** Start of RECORDS SUPPLIED **

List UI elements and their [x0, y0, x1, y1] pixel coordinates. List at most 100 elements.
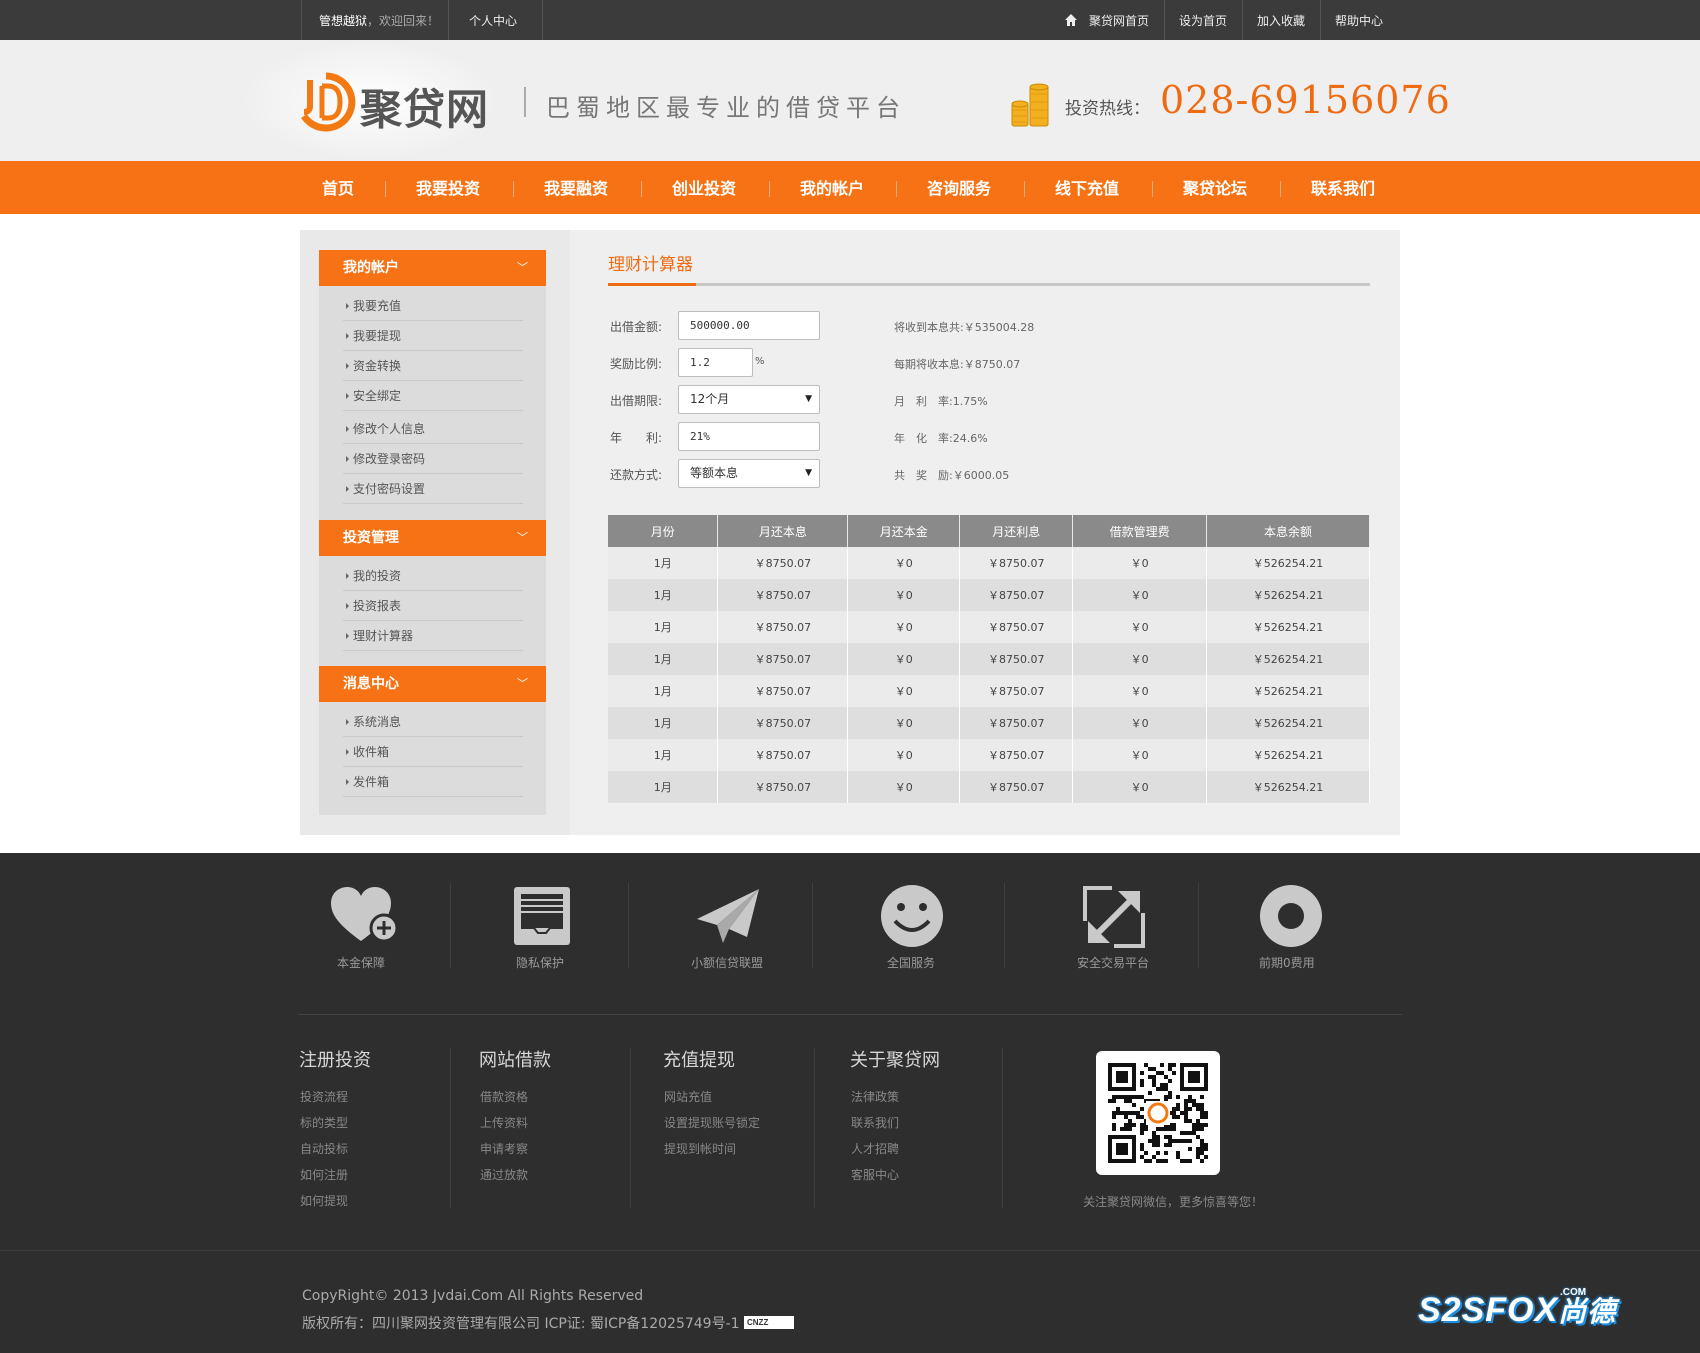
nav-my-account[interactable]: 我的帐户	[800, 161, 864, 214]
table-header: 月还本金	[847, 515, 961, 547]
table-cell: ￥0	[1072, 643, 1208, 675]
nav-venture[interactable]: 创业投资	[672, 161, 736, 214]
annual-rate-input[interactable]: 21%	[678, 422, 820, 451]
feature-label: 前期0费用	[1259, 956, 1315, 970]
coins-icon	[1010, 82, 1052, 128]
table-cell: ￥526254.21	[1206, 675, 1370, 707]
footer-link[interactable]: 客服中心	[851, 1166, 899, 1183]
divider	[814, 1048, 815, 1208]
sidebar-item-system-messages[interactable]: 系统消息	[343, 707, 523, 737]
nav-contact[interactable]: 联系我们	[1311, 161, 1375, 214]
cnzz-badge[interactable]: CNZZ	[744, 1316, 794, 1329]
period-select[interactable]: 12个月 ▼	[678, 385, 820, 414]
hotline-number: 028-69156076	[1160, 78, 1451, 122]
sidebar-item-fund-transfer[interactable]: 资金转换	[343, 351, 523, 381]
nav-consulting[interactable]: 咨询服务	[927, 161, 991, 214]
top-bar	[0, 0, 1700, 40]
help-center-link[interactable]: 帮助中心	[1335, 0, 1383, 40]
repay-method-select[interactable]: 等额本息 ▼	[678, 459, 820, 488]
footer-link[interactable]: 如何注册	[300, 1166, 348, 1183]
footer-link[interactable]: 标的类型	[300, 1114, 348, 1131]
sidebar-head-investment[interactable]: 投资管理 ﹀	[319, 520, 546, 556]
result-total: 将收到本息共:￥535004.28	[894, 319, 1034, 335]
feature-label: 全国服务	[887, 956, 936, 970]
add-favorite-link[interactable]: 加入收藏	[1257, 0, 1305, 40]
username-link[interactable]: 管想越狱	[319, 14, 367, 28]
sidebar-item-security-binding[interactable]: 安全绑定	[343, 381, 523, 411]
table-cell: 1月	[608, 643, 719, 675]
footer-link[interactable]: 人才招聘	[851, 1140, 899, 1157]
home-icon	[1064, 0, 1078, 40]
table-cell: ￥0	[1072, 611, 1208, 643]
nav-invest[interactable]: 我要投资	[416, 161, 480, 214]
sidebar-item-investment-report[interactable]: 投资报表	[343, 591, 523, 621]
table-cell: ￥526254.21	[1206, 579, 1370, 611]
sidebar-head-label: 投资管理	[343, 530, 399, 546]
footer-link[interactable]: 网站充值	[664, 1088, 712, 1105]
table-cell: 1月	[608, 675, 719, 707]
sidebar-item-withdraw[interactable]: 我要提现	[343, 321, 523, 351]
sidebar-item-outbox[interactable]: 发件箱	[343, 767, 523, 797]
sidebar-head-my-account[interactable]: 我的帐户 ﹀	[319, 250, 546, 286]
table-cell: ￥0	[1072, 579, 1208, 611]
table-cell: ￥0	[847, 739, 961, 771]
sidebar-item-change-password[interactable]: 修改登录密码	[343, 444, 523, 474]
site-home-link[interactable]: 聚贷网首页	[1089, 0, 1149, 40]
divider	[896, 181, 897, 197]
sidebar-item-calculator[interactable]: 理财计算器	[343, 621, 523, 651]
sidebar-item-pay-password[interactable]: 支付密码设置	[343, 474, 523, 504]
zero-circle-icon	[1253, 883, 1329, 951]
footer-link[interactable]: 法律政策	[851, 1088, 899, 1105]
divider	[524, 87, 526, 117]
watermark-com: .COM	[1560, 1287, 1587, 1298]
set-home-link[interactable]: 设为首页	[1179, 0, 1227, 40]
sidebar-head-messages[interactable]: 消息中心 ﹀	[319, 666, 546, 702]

** End of RECORDS SUPPLIED **

*REQUIREMENT*: Copy every line of the items above character for character, and leave the pictures out of your copy.

*FULL RESPONSE*:
List UI elements and their [x0, y0, x1, y1] pixel coordinates. List at most 100 elements.
nav-my-account[interactable]: 我的帐户	[800, 161, 864, 214]
table-header: 月还本金	[847, 515, 961, 547]
table-cell: ￥0	[1072, 643, 1208, 675]
nav-venture[interactable]: 创业投资	[672, 161, 736, 214]
annual-rate-input[interactable]: 21%	[678, 422, 820, 451]
feature-label: 前期0费用	[1259, 956, 1315, 970]
coins-icon	[1010, 82, 1052, 128]
table-cell: ￥526254.21	[1206, 675, 1370, 707]
footer-link[interactable]: 客服中心	[851, 1166, 899, 1183]
divider	[814, 1048, 815, 1208]
sidebar-item-system-messages[interactable]: 系统消息	[343, 707, 523, 737]
nav-contact[interactable]: 联系我们	[1311, 161, 1375, 214]
cnzz-badge[interactable]: CNZZ	[744, 1316, 794, 1329]
period-select[interactable]: 12个月 ▼	[678, 385, 820, 414]
hotline-number: 028-69156076	[1160, 78, 1451, 122]
sidebar-item-fund-transfer[interactable]: 资金转换	[343, 351, 523, 381]
nav-consulting[interactable]: 咨询服务	[927, 161, 991, 214]
top-bar	[0, 0, 1700, 40]
help-center-link[interactable]: 帮助中心	[1335, 0, 1383, 40]
repay-method-select[interactable]: 等额本息 ▼	[678, 459, 820, 488]
footer-link[interactable]: 如何注册	[300, 1166, 348, 1183]
footer-link[interactable]: 标的类型	[300, 1114, 348, 1131]
sidebar-head-investment[interactable]: 投资管理 ﹀	[319, 520, 546, 556]
result-total: 将收到本息共:￥535004.28	[894, 319, 1034, 335]
feature-label: 全国服务	[887, 956, 936, 970]
add-favorite-link[interactable]: 加入收藏	[1257, 0, 1305, 40]
username-link[interactable]: 管想越狱	[319, 14, 367, 28]
sidebar-item-security-binding[interactable]: 安全绑定	[343, 381, 523, 411]
table-cell: 1月	[608, 643, 719, 675]
footer-link[interactable]: 人才招聘	[851, 1140, 899, 1157]
home-icon	[1064, 0, 1078, 40]
table-cell: ￥0	[1072, 611, 1208, 643]
nav-invest[interactable]: 我要投资	[416, 161, 480, 214]
sidebar-item-investment-report[interactable]: 投资报表	[343, 591, 523, 621]
table-cell: ￥526254.21	[1206, 579, 1370, 611]
sidebar-head-label: 投资管理	[343, 530, 399, 546]
footer-link[interactable]: 网站充值	[664, 1088, 712, 1105]
table-cell: 1月	[608, 675, 719, 707]
sidebar-item-withdraw[interactable]: 我要提现	[343, 321, 523, 351]
sidebar-item-outbox[interactable]: 发件箱	[343, 767, 523, 797]
sidebar-head-my-account[interactable]: 我的帐户 ﹀	[319, 250, 546, 286]
table-cell: ￥0	[1072, 579, 1208, 611]
table-cell: ￥0	[847, 739, 961, 771]
sidebar-item-change-password[interactable]: 修改登录密码	[343, 444, 523, 474]
site-home-link[interactable]: 聚贷网首页	[1089, 0, 1149, 40]
divider	[896, 181, 897, 197]
sidebar-item-calculator[interactable]: 理财计算器	[343, 621, 523, 651]
sidebar-item-pay-password[interactable]: 支付密码设置	[343, 474, 523, 504]
zero-circle-icon	[1253, 883, 1329, 951]
footer-link[interactable]: 法律政策	[851, 1088, 899, 1105]
divider	[524, 87, 526, 117]
watermark-com: .COM	[1560, 1287, 1587, 1298]
set-home-link[interactable]: 设为首页	[1179, 0, 1227, 40]
sidebar-head-messages[interactable]: 消息中心 ﹀	[319, 666, 546, 702]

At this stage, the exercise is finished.